• **Goal**
Print all the records exactly, please.

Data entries
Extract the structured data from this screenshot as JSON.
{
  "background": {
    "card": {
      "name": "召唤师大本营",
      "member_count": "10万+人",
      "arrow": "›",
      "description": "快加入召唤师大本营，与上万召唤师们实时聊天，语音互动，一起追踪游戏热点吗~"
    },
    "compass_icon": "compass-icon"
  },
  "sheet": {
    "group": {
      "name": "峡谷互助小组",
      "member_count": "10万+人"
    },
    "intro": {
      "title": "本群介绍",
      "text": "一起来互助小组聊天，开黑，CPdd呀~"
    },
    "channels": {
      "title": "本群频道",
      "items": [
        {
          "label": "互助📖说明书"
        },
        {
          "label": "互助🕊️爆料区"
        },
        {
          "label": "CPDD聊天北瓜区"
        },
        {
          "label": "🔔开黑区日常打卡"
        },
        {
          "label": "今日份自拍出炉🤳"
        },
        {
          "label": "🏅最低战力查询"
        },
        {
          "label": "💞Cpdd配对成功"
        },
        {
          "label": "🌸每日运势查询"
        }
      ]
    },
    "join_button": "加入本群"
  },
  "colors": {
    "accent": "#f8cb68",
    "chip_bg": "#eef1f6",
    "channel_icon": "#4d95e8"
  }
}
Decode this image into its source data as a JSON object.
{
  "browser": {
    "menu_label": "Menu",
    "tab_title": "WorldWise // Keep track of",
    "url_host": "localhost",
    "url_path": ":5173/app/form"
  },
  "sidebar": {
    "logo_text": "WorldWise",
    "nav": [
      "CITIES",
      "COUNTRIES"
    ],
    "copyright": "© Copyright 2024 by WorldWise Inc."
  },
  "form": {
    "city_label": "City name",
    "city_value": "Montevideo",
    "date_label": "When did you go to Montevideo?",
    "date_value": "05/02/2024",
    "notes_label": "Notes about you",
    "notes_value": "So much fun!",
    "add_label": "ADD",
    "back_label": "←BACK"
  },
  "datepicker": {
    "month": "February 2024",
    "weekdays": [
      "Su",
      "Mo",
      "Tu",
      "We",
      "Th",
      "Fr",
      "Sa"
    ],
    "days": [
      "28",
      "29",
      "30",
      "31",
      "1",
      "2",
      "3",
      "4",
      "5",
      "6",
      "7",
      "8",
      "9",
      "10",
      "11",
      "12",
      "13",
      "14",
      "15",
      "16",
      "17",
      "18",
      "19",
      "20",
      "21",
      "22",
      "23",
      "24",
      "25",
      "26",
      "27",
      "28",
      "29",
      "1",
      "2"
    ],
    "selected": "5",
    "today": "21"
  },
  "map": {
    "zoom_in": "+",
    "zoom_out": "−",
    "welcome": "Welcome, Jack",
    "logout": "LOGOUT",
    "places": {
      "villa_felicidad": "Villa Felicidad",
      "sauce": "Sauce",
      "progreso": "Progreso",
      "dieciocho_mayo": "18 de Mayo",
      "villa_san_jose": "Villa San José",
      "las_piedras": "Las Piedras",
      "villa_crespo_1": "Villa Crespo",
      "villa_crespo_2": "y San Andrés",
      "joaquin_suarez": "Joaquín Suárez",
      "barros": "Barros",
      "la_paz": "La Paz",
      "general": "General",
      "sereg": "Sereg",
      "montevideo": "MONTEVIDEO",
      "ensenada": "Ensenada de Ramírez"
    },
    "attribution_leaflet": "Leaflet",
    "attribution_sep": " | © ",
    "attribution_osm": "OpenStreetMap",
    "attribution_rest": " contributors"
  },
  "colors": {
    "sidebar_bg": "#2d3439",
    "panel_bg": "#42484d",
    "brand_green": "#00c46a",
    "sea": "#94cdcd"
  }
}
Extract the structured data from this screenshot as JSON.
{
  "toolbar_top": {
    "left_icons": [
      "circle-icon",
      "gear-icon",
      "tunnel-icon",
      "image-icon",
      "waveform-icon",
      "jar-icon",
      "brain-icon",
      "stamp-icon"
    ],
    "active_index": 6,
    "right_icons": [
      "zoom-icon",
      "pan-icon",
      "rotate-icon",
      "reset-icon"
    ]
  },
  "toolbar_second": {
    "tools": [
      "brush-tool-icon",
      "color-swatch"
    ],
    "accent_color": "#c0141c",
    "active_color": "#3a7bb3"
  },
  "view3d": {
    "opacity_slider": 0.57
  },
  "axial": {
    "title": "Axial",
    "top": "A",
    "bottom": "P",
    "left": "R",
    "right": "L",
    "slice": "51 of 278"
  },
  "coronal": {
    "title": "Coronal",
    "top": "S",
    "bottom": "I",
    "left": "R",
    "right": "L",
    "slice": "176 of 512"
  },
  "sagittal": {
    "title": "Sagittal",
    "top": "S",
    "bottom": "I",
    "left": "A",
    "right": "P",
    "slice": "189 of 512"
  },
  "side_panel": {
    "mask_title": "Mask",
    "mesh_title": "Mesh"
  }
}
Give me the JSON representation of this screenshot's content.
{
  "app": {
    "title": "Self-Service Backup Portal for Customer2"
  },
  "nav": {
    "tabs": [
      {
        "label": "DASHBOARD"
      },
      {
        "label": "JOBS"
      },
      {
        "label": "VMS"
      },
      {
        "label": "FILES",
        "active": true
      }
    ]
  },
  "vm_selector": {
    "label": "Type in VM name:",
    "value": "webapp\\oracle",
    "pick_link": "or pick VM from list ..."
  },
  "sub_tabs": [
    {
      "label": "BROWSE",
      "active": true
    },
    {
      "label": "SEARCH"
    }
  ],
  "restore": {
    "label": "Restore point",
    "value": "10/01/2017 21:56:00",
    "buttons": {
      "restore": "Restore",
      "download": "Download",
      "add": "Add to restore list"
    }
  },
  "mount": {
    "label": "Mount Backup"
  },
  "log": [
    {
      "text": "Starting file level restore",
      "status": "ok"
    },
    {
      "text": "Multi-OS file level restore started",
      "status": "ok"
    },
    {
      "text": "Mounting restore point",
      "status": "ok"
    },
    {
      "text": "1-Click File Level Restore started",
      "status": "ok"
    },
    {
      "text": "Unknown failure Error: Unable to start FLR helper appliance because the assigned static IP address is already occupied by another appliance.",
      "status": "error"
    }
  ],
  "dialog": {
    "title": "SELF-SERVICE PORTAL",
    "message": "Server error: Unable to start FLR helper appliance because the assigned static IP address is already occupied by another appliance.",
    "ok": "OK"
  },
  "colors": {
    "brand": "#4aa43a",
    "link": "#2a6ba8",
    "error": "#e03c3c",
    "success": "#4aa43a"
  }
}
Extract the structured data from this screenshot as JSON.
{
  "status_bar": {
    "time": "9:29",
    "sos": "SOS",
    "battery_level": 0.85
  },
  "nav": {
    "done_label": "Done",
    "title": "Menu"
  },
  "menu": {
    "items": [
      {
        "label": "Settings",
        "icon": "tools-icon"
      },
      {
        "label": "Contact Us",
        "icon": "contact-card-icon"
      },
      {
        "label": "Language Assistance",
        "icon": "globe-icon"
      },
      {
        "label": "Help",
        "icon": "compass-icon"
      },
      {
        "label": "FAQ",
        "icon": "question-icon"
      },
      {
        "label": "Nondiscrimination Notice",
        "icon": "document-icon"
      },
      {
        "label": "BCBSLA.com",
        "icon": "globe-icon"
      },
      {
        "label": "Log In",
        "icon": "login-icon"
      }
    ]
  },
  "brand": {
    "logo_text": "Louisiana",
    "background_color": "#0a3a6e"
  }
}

• **Response to the exercise**
Extract the structured data from this screenshot as JSON.
{
  "background": {
    "card": {
      "name": "召唤师大本营",
      "member_count": "10万+人",
      "arrow": "›",
      "description": "快加入召唤师大本营，与上万召唤师们实时聊天，语音互动，一起追踪游戏热点吗~"
    },
    "compass_icon": "compass-icon"
  },
  "sheet": {
    "group": {
      "name": "峡谷互助小组",
      "member_count": "10万+人"
    },
    "intro": {
      "title": "本群介绍",
      "text": "一起来互助小组聊天，开黑，CPdd呀~"
    },
    "channels": {
      "title": "本群频道",
      "items": [
        {
          "label": "互助📖说明书"
        },
        {
          "label": "互助🕊️爆料区"
        },
        {
          "label": "CPDD聊天北瓜区"
        },
        {
          "label": "🔔开黑区日常打卡"
        },
        {
          "label": "今日份自拍出炉🤳"
        },
        {
          "label": "🏅最低战力查询"
        },
        {
          "label": "💞Cpdd配对成功"
        },
        {
          "label": "🌸每日运势查询"
        }
      ]
    },
    "join_button": "加入本群"
  },
  "colors": {
    "accent": "#f8cb68",
    "chip_bg": "#eef1f6",
    "channel_icon": "#4d95e8"
  }
}
Decode this image into its source data as a JSON object.
{
  "browser": {
    "menu_label": "Menu",
    "tab_title": "WorldWise // Keep track of",
    "url_host": "localhost",
    "url_path": ":5173/app/form"
  },
  "sidebar": {
    "logo_text": "WorldWise",
    "nav": [
      "CITIES",
      "COUNTRIES"
    ],
    "copyright": "© Copyright 2024 by WorldWise Inc."
  },
  "form": {
    "city_label": "City name",
    "city_value": "Montevideo",
    "date_label": "When did you go to Montevideo?",
    "date_value": "05/02/2024",
    "notes_label": "Notes about you",
    "notes_value": "So much fun!",
    "add_label": "ADD",
    "back_label": "←BACK"
  },
  "datepicker": {
    "month": "February 2024",
    "weekdays": [
      "Su",
      "Mo",
      "Tu",
      "We",
      "Th",
      "Fr",
      "Sa"
    ],
    "days": [
      "28",
      "29",
      "30",
      "31",
      "1",
      "2",
      "3",
      "4",
      "5",
      "6",
      "7",
      "8",
      "9",
      "10",
      "11",
      "12",
      "13",
      "14",
      "15",
      "16",
      "17",
      "18",
      "19",
      "20",
      "21",
      "22",
      "23",
      "24",
      "25",
      "26",
      "27",
      "28",
      "29",
      "1",
      "2"
    ],
    "selected": "5",
    "today": "21"
  },
  "map": {
    "zoom_in": "+",
    "zoom_out": "−",
    "welcome": "Welcome, Jack",
    "logout": "LOGOUT",
    "places": {
      "villa_felicidad": "Villa Felicidad",
      "sauce": "Sauce",
      "progreso": "Progreso",
      "dieciocho_mayo": "18 de Mayo",
      "villa_san_jose": "Villa San José",
      "las_piedras": "Las Piedras",
      "villa_crespo_1": "Villa Crespo",
      "villa_crespo_2": "y San Andrés",
      "joaquin_suarez": "Joaquín Suárez",
      "barros": "Barros",
      "la_paz": "La Paz",
      "general": "General",
      "sereg": "Sereg",
      "montevideo": "MONTEVIDEO",
      "ensenada": "Ensenada de Ramírez"
    },
    "attribution_leaflet": "Leaflet",
    "attribution_sep": " | © ",
    "attribution_osm": "OpenStreetMap",
    "attribution_rest": " contributors"
  },
  "colors": {
    "sidebar_bg": "#2d3439",
    "panel_bg": "#42484d",
    "brand_green": "#00c46a",
    "sea": "#94cdcd"
  }
}
Extract the structured data from this screenshot as JSON.
{
  "toolbar_top": {
    "left_icons": [
      "circle-icon",
      "gear-icon",
      "tunnel-icon",
      "image-icon",
      "waveform-icon",
      "jar-icon",
      "brain-icon",
      "stamp-icon"
    ],
    "active_index": 6,
    "right_icons": [
      "zoom-icon",
      "pan-icon",
      "rotate-icon",
      "reset-icon"
    ]
  },
  "toolbar_second": {
    "tools": [
      "brush-tool-icon",
      "color-swatch"
    ],
    "accent_color": "#c0141c",
    "active_color": "#3a7bb3"
  },
  "view3d": {
    "opacity_slider": 0.57
  },
  "axial": {
    "title": "Axial",
    "top": "A",
    "bottom": "P",
    "left": "R",
    "right": "L",
    "slice": "51 of 278"
  },
  "coronal": {
    "title": "Coronal",
    "top": "S",
    "bottom": "I",
    "left": "R",
    "right": "L",
    "slice": "176 of 512"
  },
  "sagittal": {
    "title": "Sagittal",
    "top": "S",
    "bottom": "I",
    "left": "A",
    "right": "P",
    "slice": "189 of 512"
  },
  "side_panel": {
    "mask_title": "Mask",
    "mesh_title": "Mesh"
  }
}
Give me the JSON representation of this screenshot's content.
{
  "app": {
    "title": "Self-Service Backup Portal for Customer2"
  },
  "nav": {
    "tabs": [
      {
        "label": "DASHBOARD"
      },
      {
        "label": "JOBS"
      },
      {
        "label": "VMS"
      },
      {
        "label": "FILES",
        "active": true
      }
    ]
  },
  "vm_selector": {
    "label": "Type in VM name:",
    "value": "webapp\\oracle",
    "pick_link": "or pick VM from list ..."
  },
  "sub_tabs": [
    {
      "label": "BROWSE",
      "active": true
    },
    {
      "label": "SEARCH"
    }
  ],
  "restore": {
    "label": "Restore point",
    "value": "10/01/2017 21:56:00",
    "buttons": {
      "restore": "Restore",
      "download": "Download",
      "add": "Add to restore list"
    }
  },
  "mount": {
    "label": "Mount Backup"
  },
  "log": [
    {
      "text": "Starting file level restore",
      "status": "ok"
    },
    {
      "text": "Multi-OS file level restore started",
      "status": "ok"
    },
    {
      "text": "Mounting restore point",
      "status": "ok"
    },
    {
      "text": "1-Click File Level Restore started",
      "status": "ok"
    },
    {
      "text": "Unknown failure Error: Unable to start FLR helper appliance because the assigned static IP address is already occupied by another appliance.",
      "status": "error"
    }
  ],
  "dialog": {
    "title": "SELF-SERVICE PORTAL",
    "message": "Server error: Unable to start FLR helper appliance because the assigned static IP address is already occupied by another appliance.",
    "ok": "OK"
  },
  "colors": {
    "brand": "#4aa43a",
    "link": "#2a6ba8",
    "error": "#e03c3c",
    "success": "#4aa43a"
  }
}
Extract the structured data from this screenshot as JSON.
{
  "status_bar": {
    "time": "9:29",
    "sos": "SOS",
    "battery_level": 0.85
  },
  "nav": {
    "done_label": "Done",
    "title": "Menu"
  },
  "menu": {
    "items": [
      {
        "label": "Settings",
        "icon": "tools-icon"
      },
      {
        "label": "Contact Us",
        "icon": "contact-card-icon"
      },
      {
        "label": "Language Assistance",
        "icon": "globe-icon"
      },
      {
        "label": "Help",
        "icon": "compass-icon"
      },
      {
        "label": "FAQ",
        "icon": "question-icon"
      },
      {
        "label": "Nondiscrimination Notice",
        "icon": "document-icon"
      },
      {
        "label": "BCBSLA.com",
        "icon": "globe-icon"
      },
      {
        "label": "Log In",
        "icon": "login-icon"
      }
    ]
  },
  "brand": {
    "logo_text": "Louisiana",
    "background_color": "#0a3a6e"
  }
}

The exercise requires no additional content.